Page
At the heart of the Bomba Squad were players like the Mike Piazza-esque Mitch Garver, AL All Star Starting Shortstop Jorge Polanco, bonafide slugger Max Kepler. Eddie Rosario led the team in RBI and was the idea man behind the “Bomba Squad” name. Most entertaining of all was watching the club’s 39 year old leader Nelson Cruz continue to dominate at the top of the offensive leaderboards. Games were never out of reach as any given player stepped to the plate supported by the air raid siren and the roar of the crowd at Target Field. Maybe pitching was a concern, but they had more than enough quality arms to ride to 101 wins behind the record setting offense.

 

If you watched baseball in 2020, you know this year was far from a repeat. The Twins managed a similar pace for wins, but it was obvious things were different. They rarely managed a comfortable win regardless of the opponent. The offense and pitching appeared to switch spots, as they won most games in spite of the offensive performance. Kepler looked uncomfortable, Polanco was painful to watch, Garver was one of the worst hitters in baseball, and even Cruz faded down the stretch after looking like his prime self to begin the season.

Required tasks
• A. Name every player mentioned in the second paragraph of the Twins text, the one about 2020.
• B. Extend the Twins text, picking up after its final sentence about the 2020 season.
The items after this text come from a different source.

Records
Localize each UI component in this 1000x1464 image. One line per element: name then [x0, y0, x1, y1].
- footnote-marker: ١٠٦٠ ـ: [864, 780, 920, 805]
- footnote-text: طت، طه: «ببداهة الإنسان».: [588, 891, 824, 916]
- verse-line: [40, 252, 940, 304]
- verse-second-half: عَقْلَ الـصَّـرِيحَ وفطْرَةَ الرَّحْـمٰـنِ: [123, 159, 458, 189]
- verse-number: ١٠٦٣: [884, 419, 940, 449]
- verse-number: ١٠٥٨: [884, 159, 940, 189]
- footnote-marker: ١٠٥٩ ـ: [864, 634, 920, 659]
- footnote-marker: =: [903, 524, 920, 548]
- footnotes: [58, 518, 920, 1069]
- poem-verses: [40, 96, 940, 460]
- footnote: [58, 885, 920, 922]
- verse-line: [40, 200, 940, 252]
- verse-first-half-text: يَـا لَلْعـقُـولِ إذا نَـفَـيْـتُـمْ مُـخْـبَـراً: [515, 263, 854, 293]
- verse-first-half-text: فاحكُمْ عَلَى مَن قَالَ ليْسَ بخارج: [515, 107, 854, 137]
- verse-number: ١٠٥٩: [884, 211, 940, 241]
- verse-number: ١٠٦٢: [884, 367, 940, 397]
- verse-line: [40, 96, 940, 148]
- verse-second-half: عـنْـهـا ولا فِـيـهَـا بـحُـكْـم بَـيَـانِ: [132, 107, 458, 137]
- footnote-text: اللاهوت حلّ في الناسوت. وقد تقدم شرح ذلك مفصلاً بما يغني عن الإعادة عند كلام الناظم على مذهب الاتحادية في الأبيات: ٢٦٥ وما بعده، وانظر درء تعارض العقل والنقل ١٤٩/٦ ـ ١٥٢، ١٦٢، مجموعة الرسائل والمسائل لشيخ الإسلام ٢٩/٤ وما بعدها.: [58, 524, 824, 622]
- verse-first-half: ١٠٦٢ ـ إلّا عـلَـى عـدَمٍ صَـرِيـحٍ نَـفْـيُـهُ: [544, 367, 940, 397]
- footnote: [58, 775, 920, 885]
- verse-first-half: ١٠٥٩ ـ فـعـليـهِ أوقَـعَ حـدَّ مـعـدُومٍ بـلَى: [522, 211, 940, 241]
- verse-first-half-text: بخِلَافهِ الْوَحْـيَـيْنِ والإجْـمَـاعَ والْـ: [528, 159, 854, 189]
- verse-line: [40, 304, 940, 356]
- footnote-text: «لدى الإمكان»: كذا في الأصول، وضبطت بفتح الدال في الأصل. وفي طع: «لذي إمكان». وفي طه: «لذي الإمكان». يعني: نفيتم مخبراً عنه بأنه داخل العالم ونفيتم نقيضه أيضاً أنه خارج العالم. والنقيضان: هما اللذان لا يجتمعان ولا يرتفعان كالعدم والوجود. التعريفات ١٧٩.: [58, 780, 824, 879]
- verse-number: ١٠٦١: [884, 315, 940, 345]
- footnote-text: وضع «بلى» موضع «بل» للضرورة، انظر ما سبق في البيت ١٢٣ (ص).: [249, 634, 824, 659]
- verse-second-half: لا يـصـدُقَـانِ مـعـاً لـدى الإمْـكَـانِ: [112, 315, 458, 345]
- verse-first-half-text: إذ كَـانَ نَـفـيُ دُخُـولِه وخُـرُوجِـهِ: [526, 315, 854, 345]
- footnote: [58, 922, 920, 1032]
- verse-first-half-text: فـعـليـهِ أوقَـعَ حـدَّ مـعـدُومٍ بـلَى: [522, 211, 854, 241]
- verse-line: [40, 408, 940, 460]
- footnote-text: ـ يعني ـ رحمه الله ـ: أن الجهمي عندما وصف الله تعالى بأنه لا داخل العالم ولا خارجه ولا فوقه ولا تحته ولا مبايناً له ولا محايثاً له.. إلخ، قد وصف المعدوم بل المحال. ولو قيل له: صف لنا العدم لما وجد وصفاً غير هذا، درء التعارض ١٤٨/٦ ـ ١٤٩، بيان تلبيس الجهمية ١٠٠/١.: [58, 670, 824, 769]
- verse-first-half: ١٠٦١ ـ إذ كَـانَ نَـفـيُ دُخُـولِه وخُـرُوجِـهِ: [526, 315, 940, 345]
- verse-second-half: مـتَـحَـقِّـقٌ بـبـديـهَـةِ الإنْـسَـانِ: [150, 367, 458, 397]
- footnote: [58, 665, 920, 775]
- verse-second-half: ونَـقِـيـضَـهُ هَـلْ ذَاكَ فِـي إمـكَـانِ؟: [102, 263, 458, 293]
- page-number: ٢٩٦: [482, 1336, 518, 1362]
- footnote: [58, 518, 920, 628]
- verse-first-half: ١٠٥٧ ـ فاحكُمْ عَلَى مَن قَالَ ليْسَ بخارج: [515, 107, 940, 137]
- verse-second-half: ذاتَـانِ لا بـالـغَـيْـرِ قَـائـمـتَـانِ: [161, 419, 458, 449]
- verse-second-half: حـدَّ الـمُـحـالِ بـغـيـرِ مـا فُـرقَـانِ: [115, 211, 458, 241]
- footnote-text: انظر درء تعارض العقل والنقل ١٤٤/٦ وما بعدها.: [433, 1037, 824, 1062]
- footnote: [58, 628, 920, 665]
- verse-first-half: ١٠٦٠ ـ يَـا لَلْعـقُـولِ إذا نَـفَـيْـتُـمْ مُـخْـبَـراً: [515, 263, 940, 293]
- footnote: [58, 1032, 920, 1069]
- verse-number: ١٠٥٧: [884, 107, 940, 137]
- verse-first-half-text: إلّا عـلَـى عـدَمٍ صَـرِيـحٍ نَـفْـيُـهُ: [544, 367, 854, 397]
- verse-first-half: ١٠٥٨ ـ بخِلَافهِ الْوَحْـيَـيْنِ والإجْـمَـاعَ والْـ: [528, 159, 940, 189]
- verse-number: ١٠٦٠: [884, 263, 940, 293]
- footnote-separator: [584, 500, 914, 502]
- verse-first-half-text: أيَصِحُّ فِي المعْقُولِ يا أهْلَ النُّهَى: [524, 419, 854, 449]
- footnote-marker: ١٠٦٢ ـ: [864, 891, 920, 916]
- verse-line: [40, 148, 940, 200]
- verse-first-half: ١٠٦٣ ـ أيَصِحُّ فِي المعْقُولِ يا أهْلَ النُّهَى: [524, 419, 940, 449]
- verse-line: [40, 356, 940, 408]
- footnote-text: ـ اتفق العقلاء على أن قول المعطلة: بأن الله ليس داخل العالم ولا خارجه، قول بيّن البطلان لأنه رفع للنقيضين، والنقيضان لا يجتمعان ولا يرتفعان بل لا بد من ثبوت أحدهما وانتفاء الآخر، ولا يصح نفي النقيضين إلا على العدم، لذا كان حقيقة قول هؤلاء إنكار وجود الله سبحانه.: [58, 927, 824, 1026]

In response
• A. Kepler, Polanco, Garver, Cruz

• B.
 

The circumstances of 2020 surely played a role in the team we watched for 60 games and it’s fair to question where things would have ended up in a full 162. Regardless of this, 2020 was a reminder of the nature of baseball. A lineup made up of largely the same players looked completely different just a year later. It was fairly easy to see the frustration in failing to live up to these standards among the players, and the shift was difficult to accept for fans as well.

 

And in that lies the issue. Even in 60 games we discovered that it’s unhealthy to base expectations on a record setting team. It’s the reason a largely successful regular season felt disappointing. The Twins are still a fantastic team poised to compete for years. They just didn’t earn that success by scoring double digit runs seemingly every other night as everyone expected. 2019 may have been a once in a lifetime performance on offense. That doesn’t mean the Twins are on the decline, quite the contrary. They have tons of exciting talent nearing the national stage. It’s just hard to expect the young talent on it’s way will ever resemble the style of the Bomba Squad and that’s okay.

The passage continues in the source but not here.